Every line with the string "tactical" should be gathered.

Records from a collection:

☆ ☆ ☆ ☆ ☆

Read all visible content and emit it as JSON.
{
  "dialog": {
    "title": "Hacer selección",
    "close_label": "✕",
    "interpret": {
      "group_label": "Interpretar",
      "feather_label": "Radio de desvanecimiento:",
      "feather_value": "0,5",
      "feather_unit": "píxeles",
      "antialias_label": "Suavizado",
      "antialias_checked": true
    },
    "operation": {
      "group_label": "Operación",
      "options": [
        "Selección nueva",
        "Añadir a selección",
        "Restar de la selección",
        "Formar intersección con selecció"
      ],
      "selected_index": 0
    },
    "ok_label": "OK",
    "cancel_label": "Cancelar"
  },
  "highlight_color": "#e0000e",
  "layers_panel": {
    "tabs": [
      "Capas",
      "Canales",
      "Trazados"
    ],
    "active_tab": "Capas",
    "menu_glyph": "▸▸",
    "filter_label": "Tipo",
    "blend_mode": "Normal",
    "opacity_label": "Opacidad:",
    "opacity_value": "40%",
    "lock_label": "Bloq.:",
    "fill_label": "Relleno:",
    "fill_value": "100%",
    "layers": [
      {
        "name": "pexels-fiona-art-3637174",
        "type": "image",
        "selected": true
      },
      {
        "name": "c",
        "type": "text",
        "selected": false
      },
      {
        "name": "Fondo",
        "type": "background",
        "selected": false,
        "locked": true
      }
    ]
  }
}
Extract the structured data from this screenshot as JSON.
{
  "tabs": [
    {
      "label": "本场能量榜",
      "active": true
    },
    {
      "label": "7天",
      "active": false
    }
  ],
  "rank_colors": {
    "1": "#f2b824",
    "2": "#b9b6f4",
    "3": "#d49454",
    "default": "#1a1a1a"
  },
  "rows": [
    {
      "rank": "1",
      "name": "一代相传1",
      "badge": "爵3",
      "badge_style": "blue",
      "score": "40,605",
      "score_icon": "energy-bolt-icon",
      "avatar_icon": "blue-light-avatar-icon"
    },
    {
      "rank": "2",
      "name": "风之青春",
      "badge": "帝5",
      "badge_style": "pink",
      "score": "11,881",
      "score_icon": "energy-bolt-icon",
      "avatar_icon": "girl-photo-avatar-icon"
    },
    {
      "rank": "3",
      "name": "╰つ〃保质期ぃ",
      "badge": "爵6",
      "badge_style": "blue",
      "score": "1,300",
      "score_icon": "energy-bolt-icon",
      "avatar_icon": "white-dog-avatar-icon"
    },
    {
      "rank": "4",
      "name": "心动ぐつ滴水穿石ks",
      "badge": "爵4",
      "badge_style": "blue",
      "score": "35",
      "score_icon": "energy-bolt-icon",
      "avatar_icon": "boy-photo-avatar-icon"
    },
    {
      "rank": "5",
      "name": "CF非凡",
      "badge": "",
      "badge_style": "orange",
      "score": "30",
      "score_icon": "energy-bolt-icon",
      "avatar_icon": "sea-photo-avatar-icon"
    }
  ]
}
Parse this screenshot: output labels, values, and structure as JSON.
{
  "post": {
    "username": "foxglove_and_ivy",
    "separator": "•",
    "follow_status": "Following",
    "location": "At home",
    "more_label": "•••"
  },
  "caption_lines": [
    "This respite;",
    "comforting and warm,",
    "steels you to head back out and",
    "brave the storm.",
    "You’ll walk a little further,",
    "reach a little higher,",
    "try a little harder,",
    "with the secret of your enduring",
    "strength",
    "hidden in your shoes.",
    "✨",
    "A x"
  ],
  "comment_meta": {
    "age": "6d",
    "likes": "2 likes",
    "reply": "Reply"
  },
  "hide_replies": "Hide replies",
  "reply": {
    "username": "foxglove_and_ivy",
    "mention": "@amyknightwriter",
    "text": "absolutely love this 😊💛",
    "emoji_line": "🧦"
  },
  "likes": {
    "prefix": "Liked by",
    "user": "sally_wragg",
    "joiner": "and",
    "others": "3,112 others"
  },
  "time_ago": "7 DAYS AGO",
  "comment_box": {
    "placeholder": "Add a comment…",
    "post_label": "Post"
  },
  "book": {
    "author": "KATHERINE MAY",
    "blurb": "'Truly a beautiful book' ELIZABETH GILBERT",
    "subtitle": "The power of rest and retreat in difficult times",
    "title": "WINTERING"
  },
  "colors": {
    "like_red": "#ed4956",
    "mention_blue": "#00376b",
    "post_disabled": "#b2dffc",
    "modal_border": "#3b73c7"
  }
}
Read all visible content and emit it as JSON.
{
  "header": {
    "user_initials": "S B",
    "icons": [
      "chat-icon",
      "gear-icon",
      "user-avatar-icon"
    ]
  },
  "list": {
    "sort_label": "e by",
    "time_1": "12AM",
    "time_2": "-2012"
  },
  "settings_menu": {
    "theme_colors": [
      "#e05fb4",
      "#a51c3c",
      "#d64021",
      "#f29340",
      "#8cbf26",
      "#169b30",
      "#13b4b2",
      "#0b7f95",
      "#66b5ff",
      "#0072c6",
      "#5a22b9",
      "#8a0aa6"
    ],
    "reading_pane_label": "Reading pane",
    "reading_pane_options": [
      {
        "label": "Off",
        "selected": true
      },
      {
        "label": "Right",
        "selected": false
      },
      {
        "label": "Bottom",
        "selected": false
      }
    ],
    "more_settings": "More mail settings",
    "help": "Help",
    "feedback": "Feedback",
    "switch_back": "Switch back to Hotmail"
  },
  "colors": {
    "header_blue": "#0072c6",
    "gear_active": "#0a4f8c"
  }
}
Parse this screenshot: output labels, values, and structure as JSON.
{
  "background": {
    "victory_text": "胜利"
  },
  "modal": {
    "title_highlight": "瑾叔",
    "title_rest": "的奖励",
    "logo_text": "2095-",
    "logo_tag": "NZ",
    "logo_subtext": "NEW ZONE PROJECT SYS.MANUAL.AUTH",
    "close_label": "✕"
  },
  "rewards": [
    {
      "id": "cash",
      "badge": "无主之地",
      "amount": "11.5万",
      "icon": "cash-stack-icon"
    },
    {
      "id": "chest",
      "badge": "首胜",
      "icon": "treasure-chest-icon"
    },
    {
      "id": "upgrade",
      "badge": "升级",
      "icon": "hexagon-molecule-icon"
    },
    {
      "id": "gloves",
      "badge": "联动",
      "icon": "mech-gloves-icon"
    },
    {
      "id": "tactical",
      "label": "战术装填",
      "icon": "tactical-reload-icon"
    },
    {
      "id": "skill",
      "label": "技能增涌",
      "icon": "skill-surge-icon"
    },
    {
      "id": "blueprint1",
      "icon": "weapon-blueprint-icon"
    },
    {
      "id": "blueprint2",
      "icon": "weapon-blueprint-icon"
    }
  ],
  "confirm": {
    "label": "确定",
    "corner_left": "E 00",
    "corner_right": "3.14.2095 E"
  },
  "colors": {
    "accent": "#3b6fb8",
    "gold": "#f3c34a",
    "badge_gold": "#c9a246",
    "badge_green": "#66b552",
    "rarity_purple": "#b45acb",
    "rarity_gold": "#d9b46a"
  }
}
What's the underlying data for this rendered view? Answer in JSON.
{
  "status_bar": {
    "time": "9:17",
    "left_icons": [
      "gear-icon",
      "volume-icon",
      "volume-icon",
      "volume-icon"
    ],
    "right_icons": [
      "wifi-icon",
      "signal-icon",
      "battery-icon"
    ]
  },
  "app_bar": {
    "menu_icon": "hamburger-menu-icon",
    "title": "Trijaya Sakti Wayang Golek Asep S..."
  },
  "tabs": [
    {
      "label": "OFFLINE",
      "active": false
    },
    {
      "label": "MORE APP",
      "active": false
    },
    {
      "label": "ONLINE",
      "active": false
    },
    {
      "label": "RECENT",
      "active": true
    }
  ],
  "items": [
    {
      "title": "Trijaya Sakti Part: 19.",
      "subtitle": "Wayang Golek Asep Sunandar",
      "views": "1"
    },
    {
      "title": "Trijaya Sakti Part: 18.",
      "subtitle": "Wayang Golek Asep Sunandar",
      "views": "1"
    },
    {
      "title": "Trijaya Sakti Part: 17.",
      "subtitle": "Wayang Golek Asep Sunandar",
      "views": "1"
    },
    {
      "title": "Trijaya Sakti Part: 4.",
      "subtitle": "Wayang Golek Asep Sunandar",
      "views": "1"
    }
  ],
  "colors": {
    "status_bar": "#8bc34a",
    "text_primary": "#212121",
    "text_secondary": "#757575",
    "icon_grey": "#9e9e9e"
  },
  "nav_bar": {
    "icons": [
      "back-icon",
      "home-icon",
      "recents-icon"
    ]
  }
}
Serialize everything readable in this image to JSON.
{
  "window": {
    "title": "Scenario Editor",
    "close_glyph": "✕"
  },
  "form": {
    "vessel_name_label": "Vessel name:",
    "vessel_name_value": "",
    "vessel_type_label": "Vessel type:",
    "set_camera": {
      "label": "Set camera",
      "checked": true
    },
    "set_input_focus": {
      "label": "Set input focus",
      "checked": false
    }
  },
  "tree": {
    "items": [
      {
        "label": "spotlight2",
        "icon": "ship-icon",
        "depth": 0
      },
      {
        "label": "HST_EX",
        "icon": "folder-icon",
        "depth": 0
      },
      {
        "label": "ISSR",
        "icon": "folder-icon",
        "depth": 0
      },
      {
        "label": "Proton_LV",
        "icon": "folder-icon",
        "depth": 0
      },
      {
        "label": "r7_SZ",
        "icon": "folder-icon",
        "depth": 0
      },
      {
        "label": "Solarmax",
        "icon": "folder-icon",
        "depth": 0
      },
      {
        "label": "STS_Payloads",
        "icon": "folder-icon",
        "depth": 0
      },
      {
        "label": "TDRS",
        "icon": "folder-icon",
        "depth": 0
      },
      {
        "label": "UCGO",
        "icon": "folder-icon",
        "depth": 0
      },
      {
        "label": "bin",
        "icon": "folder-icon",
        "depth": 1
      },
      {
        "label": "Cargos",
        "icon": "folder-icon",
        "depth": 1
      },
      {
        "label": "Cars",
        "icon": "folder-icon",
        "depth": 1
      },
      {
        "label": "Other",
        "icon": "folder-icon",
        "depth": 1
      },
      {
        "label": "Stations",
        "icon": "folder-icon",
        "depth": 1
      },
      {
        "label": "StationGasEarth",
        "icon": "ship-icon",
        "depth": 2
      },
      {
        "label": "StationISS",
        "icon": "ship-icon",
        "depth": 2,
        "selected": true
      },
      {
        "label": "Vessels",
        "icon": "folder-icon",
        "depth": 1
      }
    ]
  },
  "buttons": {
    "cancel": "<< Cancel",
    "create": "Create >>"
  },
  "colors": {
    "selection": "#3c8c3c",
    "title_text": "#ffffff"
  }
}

☆ ☆ ☆ ☆ ☆

=== Answer ===
      "id": "tactical",
      "icon": "tactical-reload-icon"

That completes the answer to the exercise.